Task prompt>
Reproduce each of the following lines verbatim, in the order given.

Stored data>
>>>>

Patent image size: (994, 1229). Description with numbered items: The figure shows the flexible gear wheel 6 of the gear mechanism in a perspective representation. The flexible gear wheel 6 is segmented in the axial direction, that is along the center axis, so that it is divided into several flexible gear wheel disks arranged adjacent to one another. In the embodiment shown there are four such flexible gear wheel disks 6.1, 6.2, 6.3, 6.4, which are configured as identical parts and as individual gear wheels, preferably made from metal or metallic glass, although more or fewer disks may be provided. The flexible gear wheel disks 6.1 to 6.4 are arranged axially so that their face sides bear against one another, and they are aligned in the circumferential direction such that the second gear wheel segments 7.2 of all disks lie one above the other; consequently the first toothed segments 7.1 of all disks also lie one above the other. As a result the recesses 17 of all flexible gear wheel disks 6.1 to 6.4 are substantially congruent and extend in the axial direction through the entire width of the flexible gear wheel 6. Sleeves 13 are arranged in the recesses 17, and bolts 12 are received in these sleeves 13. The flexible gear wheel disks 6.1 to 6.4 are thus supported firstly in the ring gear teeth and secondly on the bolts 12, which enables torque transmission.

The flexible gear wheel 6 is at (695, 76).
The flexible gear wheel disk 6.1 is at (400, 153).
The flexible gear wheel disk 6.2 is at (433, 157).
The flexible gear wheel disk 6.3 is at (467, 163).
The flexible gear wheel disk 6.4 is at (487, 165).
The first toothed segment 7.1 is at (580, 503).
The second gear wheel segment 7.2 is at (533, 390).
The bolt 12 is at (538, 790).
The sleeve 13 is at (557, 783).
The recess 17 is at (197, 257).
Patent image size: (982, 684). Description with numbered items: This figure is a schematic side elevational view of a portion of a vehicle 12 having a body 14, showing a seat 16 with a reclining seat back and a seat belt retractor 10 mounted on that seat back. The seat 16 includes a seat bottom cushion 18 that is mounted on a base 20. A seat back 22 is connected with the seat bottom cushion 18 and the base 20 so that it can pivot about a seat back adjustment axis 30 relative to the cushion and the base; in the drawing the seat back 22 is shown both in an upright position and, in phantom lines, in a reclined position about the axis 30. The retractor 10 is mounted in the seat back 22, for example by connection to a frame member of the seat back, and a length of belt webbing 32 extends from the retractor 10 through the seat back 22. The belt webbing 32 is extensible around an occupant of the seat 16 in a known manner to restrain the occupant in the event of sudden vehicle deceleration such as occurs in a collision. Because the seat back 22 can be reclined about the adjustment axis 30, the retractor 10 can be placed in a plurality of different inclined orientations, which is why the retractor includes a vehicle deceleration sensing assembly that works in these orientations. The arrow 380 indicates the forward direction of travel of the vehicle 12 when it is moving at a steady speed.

<<<<

Solution to this exercise>
Patent image size: (994, 1229). Description with numbered items: The figure shows the flexible gear wheel 6 of the gear mechanism in a perspective representation. The flexible gear wheel 6 is segmented in the axial direction, that is along the center axis, so that it is divided into several flexible gear wheel disks arranged adjacent to one another. In the embodiment shown there are four such flexible gear wheel disks 6.1, 6.2, 6.3, 6.4, which are configured as identical parts and as individual gear wheels, preferably made from metal or metallic glass, although more or fewer disks may be provided. The flexible gear wheel disks 6.1 to 6.4 are arranged axially so that their face sides bear against one another, and they are aligned in the circumferential direction such that the second gear wheel segments 7.2 of all disks lie one above the other; consequently the first toothed segments 7.1 of all disks also lie one above the other. As a result the recesses 17 of all flexible gear wheel disks 6.1 to 6.4 are substantially congruent and extend in the axial direction through the entire width of the flexible gear wheel 6. Sleeves 13 are arranged in the recesses 17, and bolts 12 are received in these sleeves 13. The flexible gear wheel disks 6.1 to 6.4 are thus supported firstly in the ring gear teeth and secondly on the bolts 12, which enables torque transmission.

The flexible gear wheel 6 is at (695, 76).
The flexible gear wheel disk 6.1 is at (400, 153).
The flexible gear wheel disk 6.2 is at (433, 157).
The flexible gear wheel disk 6.3 is at (467, 163).
The flexible gear wheel disk 6.4 is at (487, 165).
The first toothed segment 7.1 is at (580, 503).
The second gear wheel segment 7.2 is at (533, 390).
The bolt 12 is at (538, 790).
The sleeve 13 is at (557, 783).
The recess 17 is at (197, 257).
Patent image size: (982, 684). Description with numbered items: This figure is a schematic side elevational view of a portion of a vehicle 12 having a body 14, showing a seat 16 with a reclining seat back and a seat belt retractor 10 mounted on that seat back. The seat 16 includes a seat bottom cushion 18 that is mounted on a base 20. A seat back 22 is connected with the seat bottom cushion 18 and the base 20 so that it can pivot about a seat back adjustment axis 30 relative to the cushion and the base; in the drawing the seat back 22 is shown both in an upright position and, in phantom lines, in a reclined position about the axis 30. The retractor 10 is mounted in the seat back 22, for example by connection to a frame member of the seat back, and a length of belt webbing 32 extends from the retractor 10 through the seat back 22. The belt webbing 32 is extensible around an occupant of the seat 16 in a known manner to restrain the occupant in the event of sudden vehicle deceleration such as occurs in a collision. Because the seat back 22 can be reclined about the adjustment axis 30, the retractor 10 can be placed in a plurality of different inclined orientations, which is why the retractor includes a vehicle deceleration sensing assembly that works in these orientations. The arrow 380 indicates the forward direction of travel of the vehicle 12 when it is moving at a steady speed.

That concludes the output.